▽
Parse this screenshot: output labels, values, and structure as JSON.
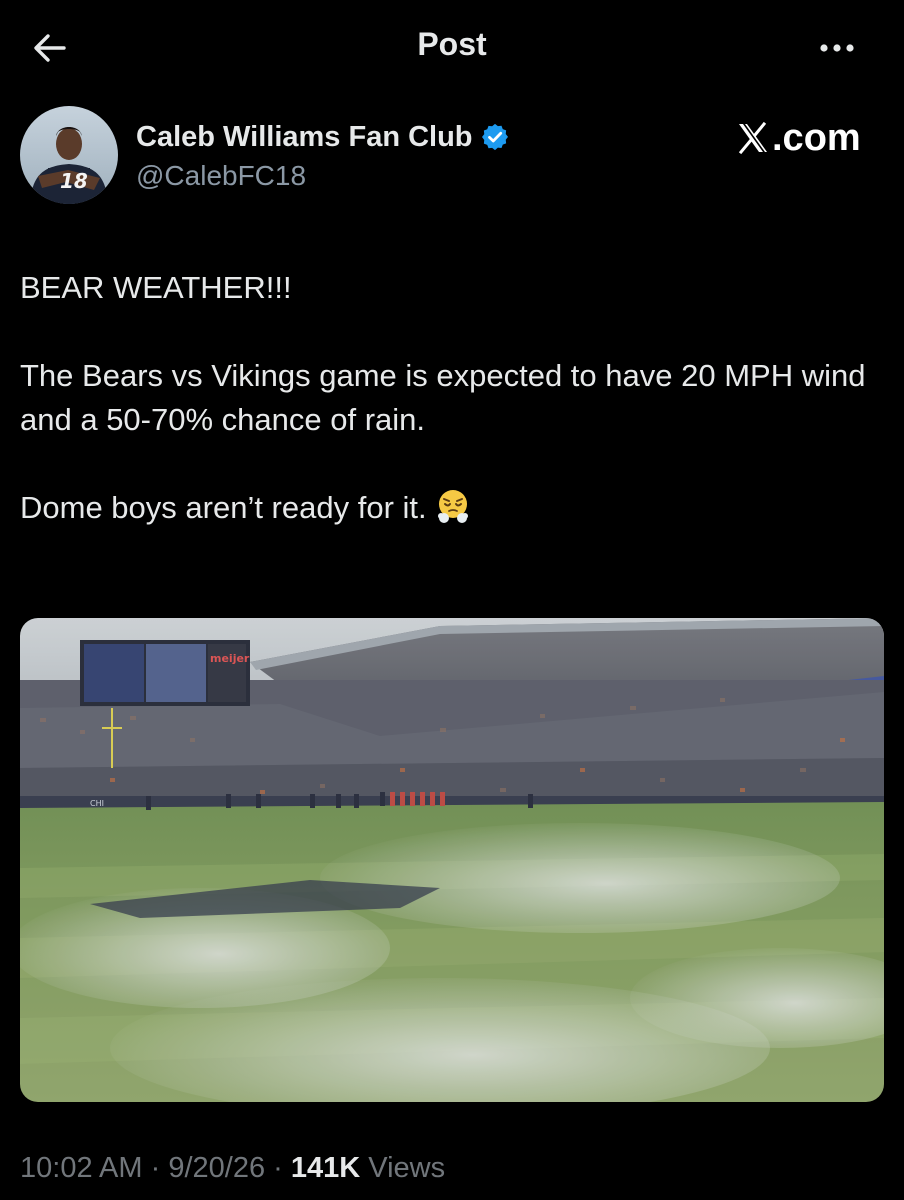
{
  "header": {
    "title": "Post",
    "back_icon": "arrow-left-icon",
    "more_icon": "more-horizontal-icon"
  },
  "author": {
    "name": "Caleb Williams Fan Club",
    "handle": "@CalebFC18",
    "verified": true,
    "avatar_jersey_number": "18"
  },
  "brand": {
    "label": ".com"
  },
  "tweet": {
    "line1": "BEAR WEATHER!!!",
    "line2": "The Bears vs Vikings game is expected to have 20 MPH wind and a 50-70% chance of rain.",
    "line3": "Dome boys aren’t ready for it.",
    "emoji": "face-with-steam-from-nose"
  },
  "photo": {
    "scoreboard_text": "meijer",
    "stadium_text": "CHI"
  },
  "meta": {
    "time": "10:02 AM",
    "separator": "·",
    "date": "9/20/26",
    "views_count": "141K",
    "views_label": "Views"
  },
  "colors": {
    "background": "#000000",
    "text_primary": "#e7e9ea",
    "text_secondary": "#71767b",
    "handle": "#8b98a5",
    "verified_blue": "#1d9bf0"
  }
}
△
List all lines from the entries that include the word "icon".

    "back_icon": "arrow-left-icon",
    "more_icon": "more-horizontal-icon"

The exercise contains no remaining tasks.